:: What needs to be done ::
Write out the full set of records below exactly.

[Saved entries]
------------------------------------------------------------------------

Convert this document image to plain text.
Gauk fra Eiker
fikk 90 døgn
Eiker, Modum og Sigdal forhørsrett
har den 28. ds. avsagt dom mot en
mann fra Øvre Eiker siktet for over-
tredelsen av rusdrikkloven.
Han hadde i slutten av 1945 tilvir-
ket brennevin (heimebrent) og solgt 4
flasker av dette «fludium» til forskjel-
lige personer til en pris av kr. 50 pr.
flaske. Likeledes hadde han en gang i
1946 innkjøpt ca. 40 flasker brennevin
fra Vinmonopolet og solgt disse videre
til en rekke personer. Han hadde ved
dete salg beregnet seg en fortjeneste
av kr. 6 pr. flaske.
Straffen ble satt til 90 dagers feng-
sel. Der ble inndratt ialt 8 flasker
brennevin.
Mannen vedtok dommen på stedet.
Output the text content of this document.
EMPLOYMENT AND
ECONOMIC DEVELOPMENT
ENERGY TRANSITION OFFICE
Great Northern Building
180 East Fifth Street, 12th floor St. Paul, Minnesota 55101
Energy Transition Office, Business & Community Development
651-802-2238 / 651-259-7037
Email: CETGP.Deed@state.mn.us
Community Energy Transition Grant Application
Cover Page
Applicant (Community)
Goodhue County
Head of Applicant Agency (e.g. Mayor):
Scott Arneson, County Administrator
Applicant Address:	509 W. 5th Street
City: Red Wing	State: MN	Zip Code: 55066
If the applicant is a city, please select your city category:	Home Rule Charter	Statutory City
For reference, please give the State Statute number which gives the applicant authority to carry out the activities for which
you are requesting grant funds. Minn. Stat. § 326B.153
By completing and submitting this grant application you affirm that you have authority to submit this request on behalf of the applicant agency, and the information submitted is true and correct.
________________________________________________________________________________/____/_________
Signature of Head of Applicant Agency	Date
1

------------------------------------------------------------------------

:: Exercise solution ::
Convert this document image to plain text.
Gauk fra Eiker
fikk 90 døgn
Eiker, Modum og Sigdal forhørsrett
har den 28. ds. avsagt dom mot en
mann fra Øvre Eiker siktet for over-
tredelsen av rusdrikkloven.
Han hadde i slutten av 1945 tilvir-
ket brennevin (heimebrent) og solgt 4
flasker av dette «fludium» til forskjel-
lige personer til en pris av kr. 50 pr.
flaske. Likeledes hadde han en gang i
1946 innkjøpt ca. 40 flasker brennevin
fra Vinmonopolet og solgt disse videre
til en rekke personer. Han hadde ved
dete salg beregnet seg en fortjeneste
av kr. 6 pr. flaske.
Straffen ble satt til 90 dagers feng-
sel. Der ble inndratt ialt 8 flasker
brennevin.
Mannen vedtok dommen på stedet.
Output the text content of this document.
EMPLOYMENT AND
ECONOMIC DEVELOPMENT
ENERGY TRANSITION OFFICE
Great Northern Building
180 East Fifth Street, 12th floor St. Paul, Minnesota 55101
Energy Transition Office, Business & Community Development
651-802-2238 / 651-259-7037
Email: CETGP.Deed@state.mn.us
Community Energy Transition Grant Application
Cover Page
Applicant (Community)
Goodhue County
Head of Applicant Agency (e.g. Mayor):
Scott Arneson, County Administrator
Applicant Address:	509 W. 5th Street
City: Red Wing	State: MN	Zip Code: 55066
If the applicant is a city, please select your city category:	Home Rule Charter	Statutory City
For reference, please give the State Statute number which gives the applicant authority to carry out the activities for which
you are requesting grant funds. Minn. Stat. § 326B.153
By completing and submitting this grant application you affirm that you have authority to submit this request on behalf of the applicant agency, and the information submitted is true and correct.
________________________________________________________________________________/____/_________
Signature of Head of Applicant Agency	Date
1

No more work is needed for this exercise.